• _Goal_
Select from the records below every line that has the word "Index" in it.

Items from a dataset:
--- Start ---
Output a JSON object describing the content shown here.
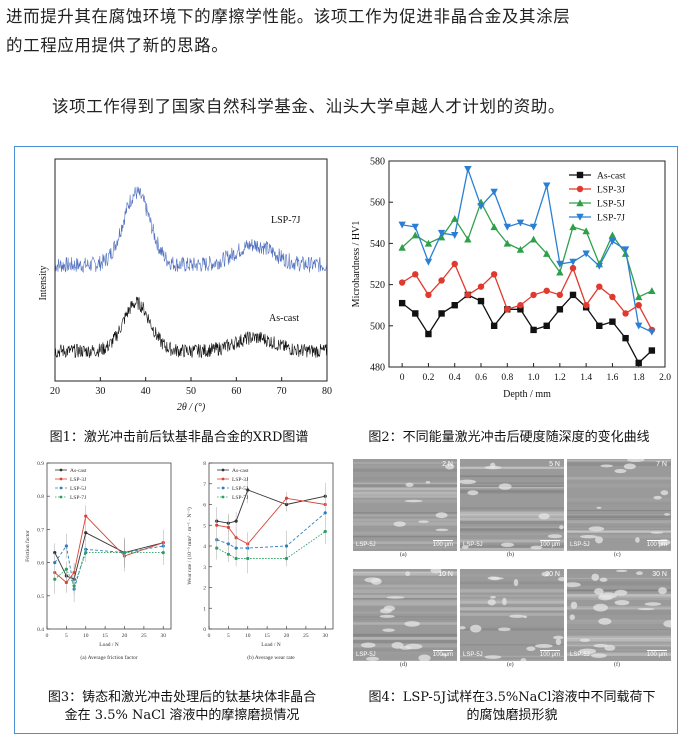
{
  "article": {
    "p1": "进而提升其在腐蚀环境下的摩擦学性能。该项工作为促进非晶合金及其涂层",
    "p2": "的工程应用提供了新的思路。",
    "p3": "该项工作得到了国家自然科学基金、汕头大学卓越人才计划的资助。"
  },
  "fig1": {
    "caption": "图1：激光冲击前后钛基非晶合金的XRD图谱",
    "ylabel": "Intensity",
    "xlabel": "2θ / (°)",
    "xticks": [
      "20",
      "30",
      "40",
      "50",
      "60",
      "70",
      "80"
    ],
    "label_top": "LSP-7J",
    "label_bottom": "As-cast",
    "colors": {
      "top": "#4f6fbf",
      "bottom": "#111111"
    }
  },
  "fig2": {
    "caption": "图2：不同能量激光冲击后硬度随深度的变化曲线",
    "chart_data": {
      "type": "line",
      "xlabel": "Depth / mm",
      "ylabel": "Microhardness / HV1",
      "xlim": [
        -0.1,
        2.0
      ],
      "ylim": [
        480,
        580
      ],
      "xticks": [
        "0",
        "0.2",
        "0.4",
        "0.6",
        "0.8",
        "1.0",
        "1.2",
        "1.4",
        "1.6",
        "1.8",
        "2.0"
      ],
      "yticks": [
        "480",
        "500",
        "520",
        "540",
        "560",
        "580"
      ],
      "x": [
        0,
        0.1,
        0.2,
        0.3,
        0.4,
        0.5,
        0.6,
        0.7,
        0.8,
        0.9,
        1.0,
        1.1,
        1.2,
        1.3,
        1.4,
        1.5,
        1.6,
        1.7,
        1.8,
        1.9
      ],
      "legend_position": "top-right",
      "series": [
        {
          "name": "As-cast",
          "color": "#111111",
          "marker": "square",
          "values": [
            511,
            506,
            496,
            506,
            510,
            515,
            512,
            500,
            508,
            508,
            498,
            500,
            508,
            515,
            509,
            500,
            502,
            494,
            482,
            488
          ]
        },
        {
          "name": "LSP-3J",
          "color": "#e03a2f",
          "marker": "circle",
          "values": [
            521,
            525,
            515,
            522,
            530,
            515,
            519,
            525,
            508,
            510,
            515,
            517,
            515,
            528,
            510,
            519,
            514,
            506,
            510,
            498
          ]
        },
        {
          "name": "LSP-5J",
          "color": "#2fa04a",
          "marker": "triangle-up",
          "values": [
            538,
            544,
            540,
            543,
            552,
            542,
            560,
            548,
            540,
            537,
            542,
            535,
            526,
            548,
            546,
            530,
            544,
            535,
            514,
            517
          ]
        },
        {
          "name": "LSP-7J",
          "color": "#2a7fd4",
          "marker": "triangle-down",
          "values": [
            549,
            548,
            531,
            545,
            544,
            576,
            558,
            565,
            548,
            550,
            548,
            568,
            530,
            531,
            535,
            529,
            541,
            537,
            500,
            497
          ]
        }
      ]
    }
  },
  "fig3": {
    "caption_line1": "图3：铸态和激光冲击处理后的钛基块体非晶合",
    "caption_line2": "金在 3.5% NaCl 溶液中的摩擦磨损情况",
    "a": {
      "chart_data": {
        "type": "line",
        "xlabel": "Load / N",
        "ylabel": "Friction factor",
        "subtitle": "(a) Average friction factor",
        "xticks": [
          "0",
          "5",
          "10",
          "15",
          "20",
          "25",
          "30"
        ],
        "yticks": [
          "0.4",
          "0.5",
          "0.6",
          "0.7",
          "0.8",
          "0.9"
        ],
        "xlim": [
          0,
          32
        ],
        "ylim": [
          0.4,
          0.9
        ],
        "x": [
          2,
          5,
          7,
          10,
          20,
          30
        ],
        "series": [
          {
            "name": "As-cast",
            "color": "#333333",
            "values": [
              0.63,
              0.56,
              0.55,
              0.69,
              0.63,
              0.66
            ]
          },
          {
            "name": "LSP-3J",
            "color": "#d9443a",
            "values": [
              0.57,
              0.54,
              0.57,
              0.74,
              0.62,
              0.66
            ]
          },
          {
            "name": "LSP-5J",
            "color": "#2f7fbf",
            "values": [
              0.6,
              0.65,
              0.52,
              0.64,
              0.63,
              0.65
            ]
          },
          {
            "name": "LSP-7J",
            "color": "#2aa060",
            "values": [
              0.55,
              0.58,
              0.53,
              0.63,
              0.63,
              0.63
            ]
          }
        ]
      }
    },
    "b": {
      "chart_data": {
        "type": "line",
        "xlabel": "Load / N",
        "ylabel": "Wear rate / (10⁻⁵ mm³ · m⁻¹ · N⁻¹)",
        "subtitle": "(b) Average wear rate",
        "xticks": [
          "0",
          "5",
          "10",
          "15",
          "20",
          "25",
          "30"
        ],
        "yticks": [
          "0",
          "1",
          "2",
          "3",
          "4",
          "5",
          "6",
          "7",
          "8"
        ],
        "xlim": [
          0,
          32
        ],
        "ylim": [
          0,
          8
        ],
        "x": [
          2,
          5,
          7,
          10,
          20,
          30
        ],
        "series": [
          {
            "name": "As-cast",
            "color": "#333333",
            "values": [
              5.2,
              5.1,
              5.2,
              6.7,
              6.0,
              6.4
            ]
          },
          {
            "name": "LSP-3J",
            "color": "#d9443a",
            "values": [
              5.0,
              4.9,
              4.4,
              4.1,
              6.3,
              6.0
            ]
          },
          {
            "name": "LSP-5J",
            "color": "#2f7fbf",
            "values": [
              4.3,
              4.1,
              3.9,
              3.9,
              4.0,
              5.6
            ]
          },
          {
            "name": "LSP-7J",
            "color": "#2aa060",
            "values": [
              3.9,
              3.6,
              3.4,
              3.4,
              3.4,
              4.7
            ]
          }
        ]
      }
    }
  },
  "fig4": {
    "caption_line1": "图4：LSP-5J试样在3.5%NaCl溶液中不同载荷下",
    "caption_line2": "的腐蚀磨损形貌",
    "panels": [
      {
        "load": "2 N",
        "sample": "LSP-5J",
        "scale": "100 μm",
        "sub": "(a)"
      },
      {
        "load": "5 N",
        "sample": "LSP-5J",
        "scale": "100 μm",
        "sub": "(b)"
      },
      {
        "load": "7 N",
        "sample": "LSP-5J",
        "scale": "100 μm",
        "sub": "(c)"
      },
      {
        "load": "10 N",
        "sample": "LSP-5J",
        "scale": "100 μm",
        "sub": "(d)"
      },
      {
        "load": "20 N",
        "sample": "LSP-5J",
        "scale": "100 μm",
        "sub": "(e)"
      },
      {
        "load": "30 N",
        "sample": "LSP-5J",
        "scale": "100 μm",
        "sub": "(f)"
      }
    ]
  }
}
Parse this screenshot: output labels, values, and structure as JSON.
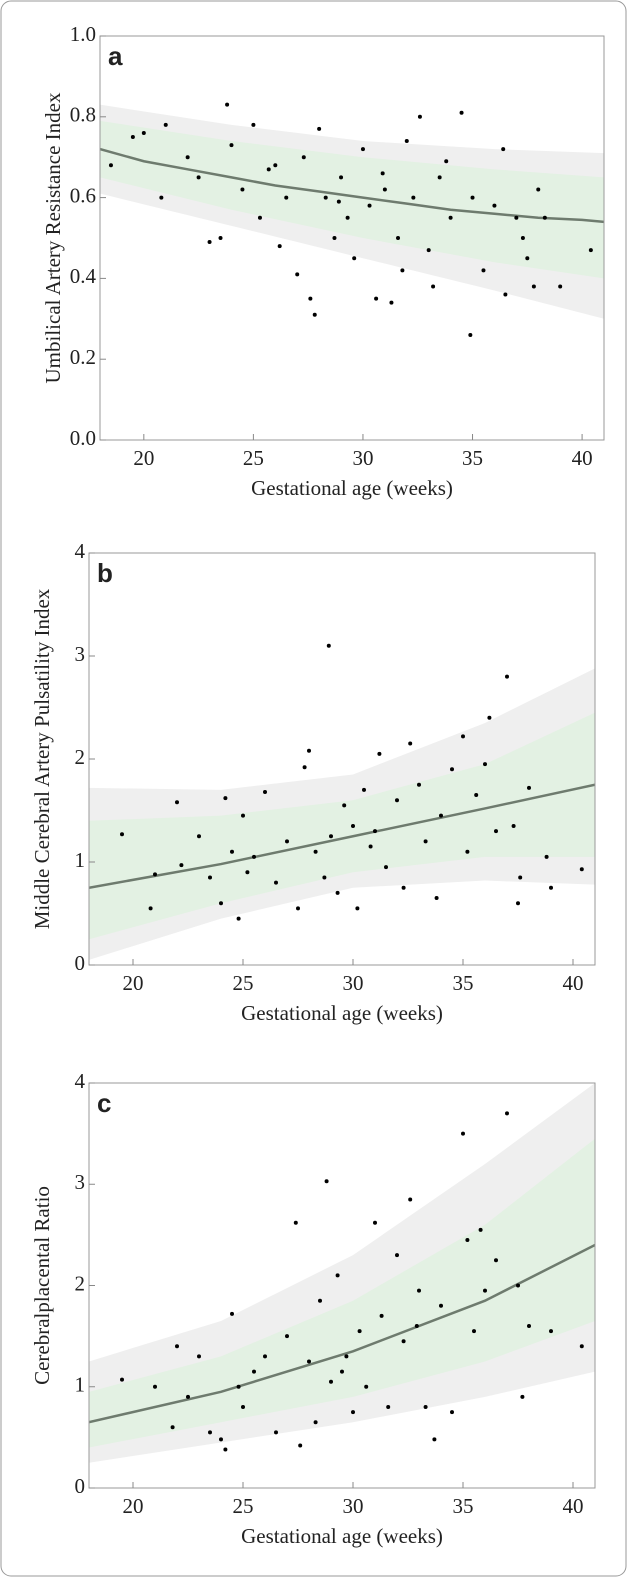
{
  "chart_data": [
    {
      "type": "scatter",
      "title": "a",
      "xlabel": "Gestational age (weeks)",
      "ylabel": "Umbilical  Artery Resistance Index",
      "xlim": [
        18,
        41
      ],
      "ylim": [
        0,
        1
      ],
      "xticks": [
        20,
        25,
        30,
        35,
        40
      ],
      "yticks": [
        {
          "value": 0,
          "label": "0.0"
        },
        0.2,
        0.4,
        0.6,
        0.8,
        {
          "value": 1,
          "label": "1.0"
        }
      ],
      "series": [
        {
          "type": "area",
          "color": "#efefef",
          "x": [
            18,
            24,
            30,
            36,
            41
          ],
          "values": [
            0.83,
            0.78,
            0.74,
            0.72,
            0.71
          ],
          "lower": [
            0.61,
            0.53,
            0.45,
            0.37,
            0.3
          ]
        },
        {
          "type": "area",
          "color": "#e3f1e3",
          "x": [
            18,
            24,
            30,
            36,
            41
          ],
          "values": [
            0.79,
            0.74,
            0.7,
            0.67,
            0.65
          ],
          "lower": [
            0.65,
            0.57,
            0.5,
            0.44,
            0.4
          ]
        },
        {
          "type": "line",
          "color": "#6e7b6e",
          "x": [
            18,
            20,
            22,
            24,
            26,
            28,
            30,
            32,
            34,
            36,
            38,
            40,
            41
          ],
          "values": [
            0.72,
            0.69,
            0.67,
            0.65,
            0.63,
            0.615,
            0.6,
            0.585,
            0.57,
            0.56,
            0.55,
            0.545,
            0.54
          ]
        },
        {
          "type": "scatter",
          "color": "#000000",
          "x": [
            18.5,
            19.5,
            20,
            21,
            20.8,
            22,
            22.5,
            23,
            23.5,
            23.8,
            24,
            24.5,
            25,
            25.3,
            26,
            26.5,
            27,
            27.3,
            27.6,
            27.8,
            28,
            28.3,
            28.7,
            29,
            29.3,
            29.6,
            30,
            30.3,
            30.6,
            31,
            31.3,
            31.6,
            32,
            32.3,
            32.6,
            33,
            33.2,
            33.5,
            34,
            34.5,
            34.9,
            35,
            35.5,
            36,
            36.4,
            36.5,
            37,
            37.3,
            37.5,
            38,
            38.3,
            39,
            40.4,
            37.8,
            26.2,
            28.9,
            31.8,
            25.7,
            33.8,
            30.9
          ],
          "values": [
            0.68,
            0.75,
            0.76,
            0.78,
            0.6,
            0.7,
            0.65,
            0.49,
            0.5,
            0.83,
            0.73,
            0.62,
            0.78,
            0.55,
            0.68,
            0.6,
            0.41,
            0.7,
            0.35,
            0.31,
            0.77,
            0.6,
            0.5,
            0.65,
            0.55,
            0.45,
            0.72,
            0.58,
            0.35,
            0.62,
            0.34,
            0.5,
            0.74,
            0.6,
            0.8,
            0.47,
            0.38,
            0.65,
            0.55,
            0.81,
            0.26,
            0.6,
            0.42,
            0.58,
            0.72,
            0.36,
            0.55,
            0.5,
            0.45,
            0.62,
            0.55,
            0.38,
            0.47,
            0.38,
            0.48,
            0.59,
            0.42,
            0.67,
            0.69,
            0.66
          ]
        }
      ]
    },
    {
      "type": "scatter",
      "title": "b",
      "xlabel": "Gestational age (weeks)",
      "ylabel": "Middle Cerebral Artery Pulsatility Index",
      "xlim": [
        18,
        41
      ],
      "ylim": [
        0,
        4
      ],
      "xticks": [
        20,
        25,
        30,
        35,
        40
      ],
      "yticks": [
        0,
        1,
        2,
        3,
        4
      ],
      "series": [
        {
          "type": "area",
          "color": "#efefef",
          "x": [
            18,
            24,
            30,
            36,
            41
          ],
          "values": [
            1.72,
            1.7,
            1.85,
            2.35,
            2.88
          ],
          "lower": [
            0.05,
            0.45,
            0.75,
            0.82,
            0.78
          ]
        },
        {
          "type": "area",
          "color": "#e3f1e3",
          "x": [
            18,
            24,
            30,
            36,
            41
          ],
          "values": [
            1.4,
            1.45,
            1.6,
            1.95,
            2.45
          ],
          "lower": [
            0.25,
            0.6,
            0.9,
            1.05,
            1.05
          ]
        },
        {
          "type": "line",
          "color": "#6e7b6e",
          "x": [
            18,
            24,
            30,
            36,
            41
          ],
          "values": [
            0.75,
            0.98,
            1.25,
            1.52,
            1.75
          ]
        },
        {
          "type": "scatter",
          "color": "#000000",
          "x": [
            19.5,
            20.8,
            21,
            22,
            22.2,
            23,
            23.5,
            24,
            24.2,
            24.5,
            24.8,
            25,
            25.5,
            26,
            26.5,
            27,
            27.5,
            27.8,
            28,
            28.3,
            28.7,
            28.9,
            29,
            29.3,
            29.6,
            30,
            30.2,
            30.5,
            31,
            31.2,
            31.5,
            32,
            32.3,
            32.6,
            33,
            33.3,
            33.8,
            34,
            34.5,
            35,
            35.2,
            35.6,
            36,
            36.2,
            37,
            37.3,
            37.5,
            37.6,
            38,
            38.8,
            39,
            40.4,
            36.5,
            25.2,
            30.8
          ],
          "values": [
            1.27,
            0.55,
            0.88,
            1.58,
            0.97,
            1.25,
            0.85,
            0.6,
            1.62,
            1.1,
            0.45,
            1.45,
            1.05,
            1.68,
            0.8,
            1.2,
            0.55,
            1.92,
            2.08,
            1.1,
            0.85,
            3.1,
            1.25,
            0.7,
            1.55,
            1.35,
            0.55,
            1.7,
            1.3,
            2.05,
            0.95,
            1.6,
            0.75,
            2.15,
            1.75,
            1.2,
            0.65,
            1.45,
            1.9,
            2.22,
            1.1,
            1.65,
            1.95,
            2.4,
            2.8,
            1.35,
            0.6,
            0.85,
            1.72,
            1.05,
            0.75,
            0.93,
            1.3,
            0.9,
            1.15
          ]
        }
      ]
    },
    {
      "type": "scatter",
      "title": "c",
      "xlabel": "Gestational age (weeks)",
      "ylabel": "Cerebralplacental Ratio",
      "xlim": [
        18,
        41
      ],
      "ylim": [
        0,
        4
      ],
      "xticks": [
        20,
        25,
        30,
        35,
        40
      ],
      "yticks": [
        0,
        1,
        2,
        3,
        4
      ],
      "series": [
        {
          "type": "area",
          "color": "#efefef",
          "x": [
            18,
            24,
            30,
            36,
            41
          ],
          "values": [
            1.25,
            1.65,
            2.3,
            3.2,
            4.0
          ],
          "lower": [
            0.25,
            0.45,
            0.65,
            0.9,
            1.15
          ]
        },
        {
          "type": "area",
          "color": "#e3f1e3",
          "x": [
            18,
            24,
            30,
            36,
            41
          ],
          "values": [
            0.95,
            1.3,
            1.85,
            2.6,
            3.45
          ],
          "lower": [
            0.4,
            0.65,
            0.9,
            1.25,
            1.65
          ]
        },
        {
          "type": "line",
          "color": "#6e7b6e",
          "x": [
            18,
            24,
            30,
            36,
            41
          ],
          "values": [
            0.65,
            0.95,
            1.35,
            1.85,
            2.4
          ]
        },
        {
          "type": "scatter",
          "color": "#000000",
          "x": [
            19.5,
            21,
            21.8,
            22,
            22.5,
            23,
            23.5,
            24,
            24.2,
            24.5,
            24.8,
            25,
            25.5,
            26,
            26.5,
            27,
            27.4,
            27.6,
            28,
            28.3,
            28.5,
            28.8,
            29,
            29.3,
            29.7,
            30,
            30.3,
            30.6,
            31,
            31.3,
            31.6,
            32,
            32.3,
            32.6,
            33,
            33.3,
            33.7,
            34,
            34.5,
            35,
            35.2,
            35.5,
            36,
            36.5,
            37,
            37.5,
            37.7,
            38,
            39,
            40.4,
            35.8,
            29.5,
            32.9
          ],
          "values": [
            1.07,
            1.0,
            0.6,
            1.4,
            0.9,
            1.3,
            0.55,
            0.48,
            0.38,
            1.72,
            1.0,
            0.8,
            1.15,
            1.3,
            0.55,
            1.5,
            2.62,
            0.42,
            1.25,
            0.65,
            1.85,
            3.03,
            1.05,
            2.1,
            1.3,
            0.75,
            1.55,
            1.0,
            2.62,
            1.7,
            0.8,
            2.3,
            1.45,
            2.85,
            1.95,
            0.8,
            0.48,
            1.8,
            0.75,
            3.5,
            2.45,
            1.55,
            1.95,
            2.25,
            3.7,
            2.0,
            0.9,
            1.6,
            1.55,
            1.4,
            2.55,
            1.15,
            1.6
          ]
        }
      ]
    }
  ]
}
--- End ---
• _Exercise response_
      "ylabel": "Umbilical  Artery Resistance Index",
      "ylabel": "Middle Cerebral Artery Pulsatility Index",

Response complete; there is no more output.